__Instructions for the task__
Every entry needs to be printed exactly, please.

* begin *

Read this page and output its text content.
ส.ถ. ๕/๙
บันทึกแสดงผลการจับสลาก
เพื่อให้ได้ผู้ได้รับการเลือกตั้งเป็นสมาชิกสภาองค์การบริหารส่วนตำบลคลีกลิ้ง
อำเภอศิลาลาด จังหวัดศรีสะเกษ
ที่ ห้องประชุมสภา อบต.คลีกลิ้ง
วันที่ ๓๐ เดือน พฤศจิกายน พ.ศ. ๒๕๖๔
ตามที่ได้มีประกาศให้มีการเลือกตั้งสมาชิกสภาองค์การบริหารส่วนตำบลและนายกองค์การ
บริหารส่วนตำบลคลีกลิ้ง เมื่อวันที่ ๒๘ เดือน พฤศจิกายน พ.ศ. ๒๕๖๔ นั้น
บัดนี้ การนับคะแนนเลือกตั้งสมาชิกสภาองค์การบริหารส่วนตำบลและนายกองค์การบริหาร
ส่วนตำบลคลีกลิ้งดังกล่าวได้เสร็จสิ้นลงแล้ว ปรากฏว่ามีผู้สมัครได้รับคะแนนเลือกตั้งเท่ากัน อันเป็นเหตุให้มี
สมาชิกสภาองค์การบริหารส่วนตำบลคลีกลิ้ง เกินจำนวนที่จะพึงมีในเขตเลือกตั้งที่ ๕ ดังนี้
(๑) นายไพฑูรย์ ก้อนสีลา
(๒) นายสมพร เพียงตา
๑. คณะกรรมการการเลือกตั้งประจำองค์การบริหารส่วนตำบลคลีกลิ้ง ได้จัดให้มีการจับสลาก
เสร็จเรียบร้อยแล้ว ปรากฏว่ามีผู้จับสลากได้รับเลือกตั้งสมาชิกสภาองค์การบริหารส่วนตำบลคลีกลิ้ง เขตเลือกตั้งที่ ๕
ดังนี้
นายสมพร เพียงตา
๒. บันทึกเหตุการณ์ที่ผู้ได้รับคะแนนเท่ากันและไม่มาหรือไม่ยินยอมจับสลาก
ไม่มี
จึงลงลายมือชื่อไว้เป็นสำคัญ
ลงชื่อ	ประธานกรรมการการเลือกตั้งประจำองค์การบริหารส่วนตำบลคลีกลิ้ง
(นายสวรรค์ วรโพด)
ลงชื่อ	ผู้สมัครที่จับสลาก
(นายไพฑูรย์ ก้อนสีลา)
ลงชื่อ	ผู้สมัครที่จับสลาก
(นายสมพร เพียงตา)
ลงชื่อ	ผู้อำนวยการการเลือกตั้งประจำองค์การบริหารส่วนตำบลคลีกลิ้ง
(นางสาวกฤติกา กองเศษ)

* end *

__Complete response__
Read this page and output its text content.
ส.ถ. ๕/๙
บันทึกแสดงผลการจับสลาก
เพื่อให้ได้ผู้ได้รับการเลือกตั้งเป็นสมาชิกสภาองค์การบริหารส่วนตำบลคลีกลิ้ง
อำเภอศิลาลาด จังหวัดศรีสะเกษ
ที่ ห้องประชุมสภา อบต.คลีกลิ้ง
วันที่ ๓๐ เดือน พฤศจิกายน พ.ศ. ๒๕๖๔
ตามที่ได้มีประกาศให้มีการเลือกตั้งสมาชิกสภาองค์การบริหารส่วนตำบลและนายกองค์การ
บริหารส่วนตำบลคลีกลิ้ง เมื่อวันที่ ๒๘ เดือน พฤศจิกายน พ.ศ. ๒๕๖๔ นั้น
บัดนี้ การนับคะแนนเลือกตั้งสมาชิกสภาองค์การบริหารส่วนตำบลและนายกองค์การบริหาร
ส่วนตำบลคลีกลิ้งดังกล่าวได้เสร็จสิ้นลงแล้ว ปรากฏว่ามีผู้สมัครได้รับคะแนนเลือกตั้งเท่ากัน อันเป็นเหตุให้มี
สมาชิกสภาองค์การบริหารส่วนตำบลคลีกลิ้ง เกินจำนวนที่จะพึงมีในเขตเลือกตั้งที่ ๕ ดังนี้
(๑) นายไพฑูรย์ ก้อนสีลา
(๒) นายสมพร เพียงตา
๑. คณะกรรมการการเลือกตั้งประจำองค์การบริหารส่วนตำบลคลีกลิ้ง ได้จัดให้มีการจับสลาก
เสร็จเรียบร้อยแล้ว ปรากฏว่ามีผู้จับสลากได้รับเลือกตั้งสมาชิกสภาองค์การบริหารส่วนตำบลคลีกลิ้ง เขตเลือกตั้งที่ ๕
ดังนี้
นายสมพร เพียงตา
๒. บันทึกเหตุการณ์ที่ผู้ได้รับคะแนนเท่ากันและไม่มาหรือไม่ยินยอมจับสลาก
ไม่มี
จึงลงลายมือชื่อไว้เป็นสำคัญ
ลงชื่อ	ประธานกรรมการการเลือกตั้งประจำองค์การบริหารส่วนตำบลคลีกลิ้ง
(นายสวรรค์ วรโพด)
ลงชื่อ	ผู้สมัครที่จับสลาก
(นายไพฑูรย์ ก้อนสีลา)
ลงชื่อ	ผู้สมัครที่จับสลาก
(นายสมพร เพียงตา)
ลงชื่อ	ผู้อำนวยการการเลือกตั้งประจำองค์การบริหารส่วนตำบลคลีกลิ้ง
(นางสาวกฤติกา กองเศษ)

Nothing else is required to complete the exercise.